__DATASET ENTRIES__.
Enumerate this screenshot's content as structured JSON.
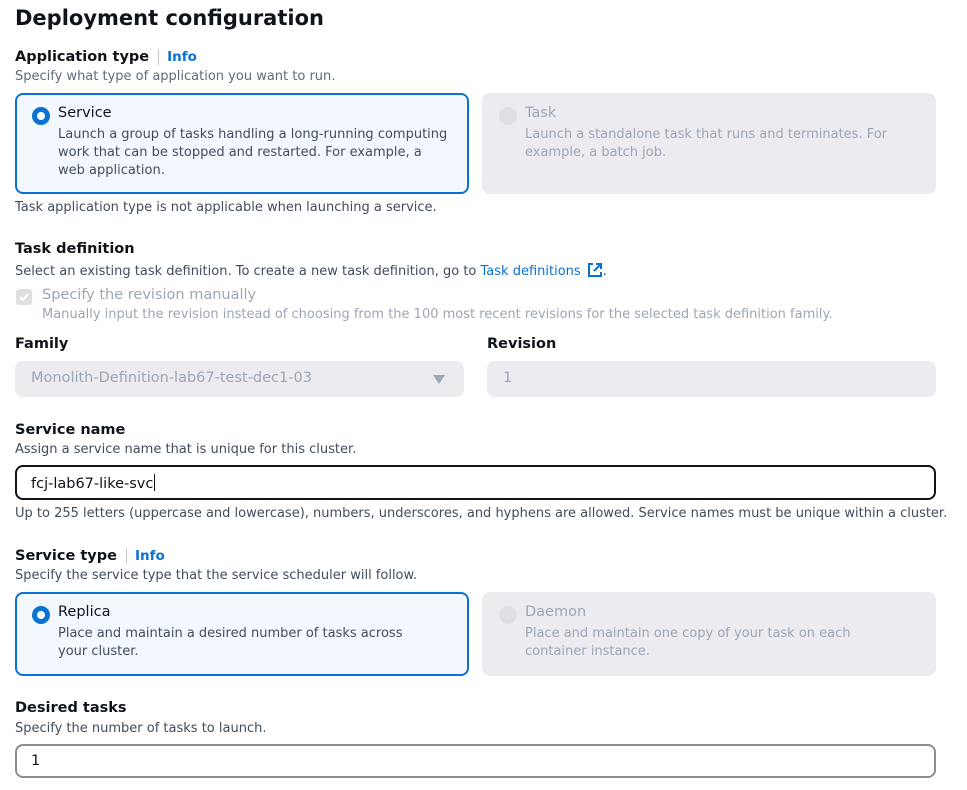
{
  "page": {
    "title": "Deployment configuration"
  },
  "application_type": {
    "label": "Application type",
    "info": "Info",
    "description": "Specify what type of application you want to run.",
    "options": [
      {
        "title": "Service",
        "description": "Launch a group of tasks handling a long-running computing work that can be stopped and restarted. For example, a web application.",
        "selected": true,
        "disabled": false
      },
      {
        "title": "Task",
        "description": "Launch a standalone task that runs and terminates. For example, a batch job.",
        "selected": false,
        "disabled": true
      }
    ],
    "note": "Task application type is not applicable when launching a service."
  },
  "task_definition": {
    "label": "Task definition",
    "description_prefix": "Select an existing task definition. To create a new task definition, go to ",
    "link_text": "Task definitions",
    "description_suffix": ".",
    "link_icon": "external-link-icon",
    "manual_revision": {
      "label": "Specify the revision manually",
      "description": "Manually input the revision instead of choosing from the 100 most recent revisions for the selected task definition family.",
      "checked": true,
      "disabled": true
    },
    "family": {
      "label": "Family",
      "value": "Monolith-Definition-lab67-test-dec1-03"
    },
    "revision": {
      "label": "Revision",
      "value": "1"
    }
  },
  "service_name": {
    "label": "Service name",
    "description": "Assign a service name that is unique for this cluster.",
    "value": "fcj-lab67-like-svc",
    "constraint": "Up to 255 letters (uppercase and lowercase), numbers, underscores, and hyphens are allowed. Service names must be unique within a cluster."
  },
  "service_type": {
    "label": "Service type",
    "info": "Info",
    "description": "Specify the service type that the service scheduler will follow.",
    "options": [
      {
        "title": "Replica",
        "description": "Place and maintain a desired number of tasks across your cluster.",
        "selected": true,
        "disabled": false
      },
      {
        "title": "Daemon",
        "description": "Place and maintain one copy of your task on each container instance.",
        "selected": false,
        "disabled": true
      }
    ]
  },
  "desired_tasks": {
    "label": "Desired tasks",
    "description": "Specify the number of tasks to launch.",
    "value": "1"
  },
  "colors": {
    "accent": "#0972d3",
    "text": "#0f141a",
    "muted": "#5f6b7a",
    "disabled_bg": "#ebebf0",
    "disabled_text": "#9ba7b6",
    "selected_bg": "#f2f8fd"
  }
}
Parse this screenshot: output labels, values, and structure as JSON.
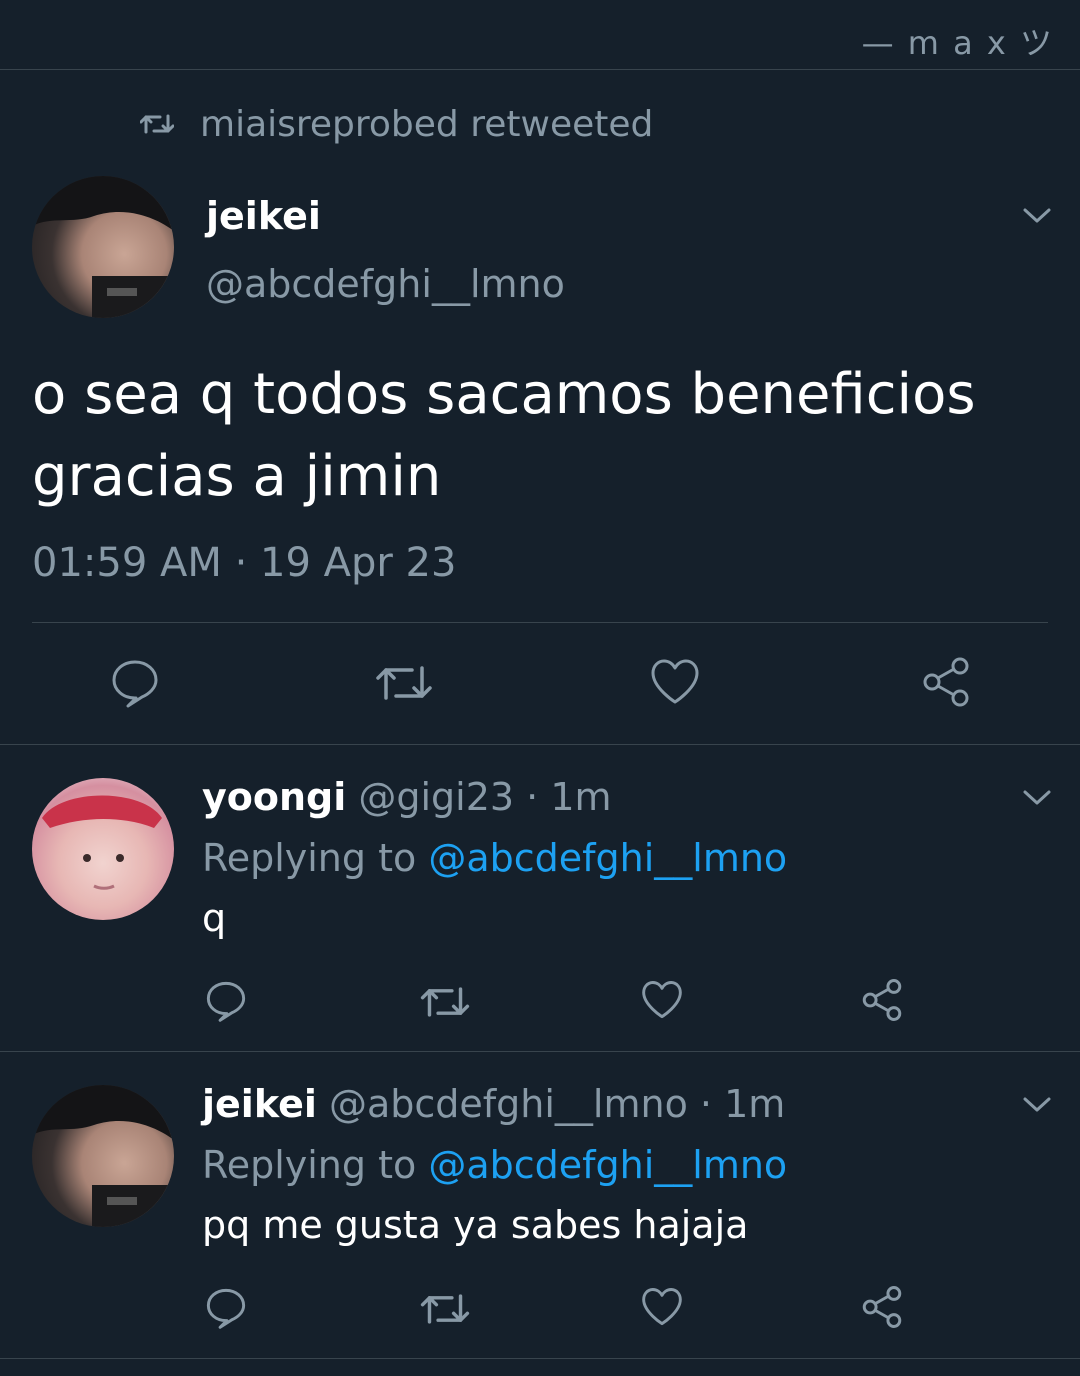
{
  "watermark": "— m a x ツ",
  "retweet_banner": {
    "icon": "retweet-icon",
    "text": "miaisreprobed retweeted"
  },
  "main_tweet": {
    "display_name": "jeikei",
    "handle": "@abcdefghi__lmno",
    "text_line1": "o sea q todos sacamos beneficios",
    "text_line2": "gracias a jimin",
    "timestamp": "01:59 AM · 19 Apr 23",
    "actions": [
      "reply-icon",
      "retweet-icon",
      "like-icon",
      "share-icon"
    ]
  },
  "replies": [
    {
      "display_name": "yoongi",
      "handle": "@gigi23",
      "time": "· 1m",
      "replying_prefix": "Replying to",
      "replying_to": "@abcdefghi__lmno",
      "text": "q"
    },
    {
      "display_name": "jeikei",
      "handle": "@abcdefghi__lmno",
      "time": "· 1m",
      "replying_prefix": "Replying to",
      "replying_to": "@abcdefghi__lmno",
      "text": "pq me gusta ya sabes hajaja"
    }
  ],
  "colors": {
    "background": "#15202b",
    "muted": "#8899a6",
    "link": "#1da1f2",
    "divider": "#38444d"
  }
}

__WHAT IS NEEDED__.
Extract every line containing the string "maintain" from the material.

__SOLVED PROBLEM__.
        "description": "Place and maintain a desired number of tasks across your cluster.",
        "description": "Place and maintain one copy of your task on each container instance.",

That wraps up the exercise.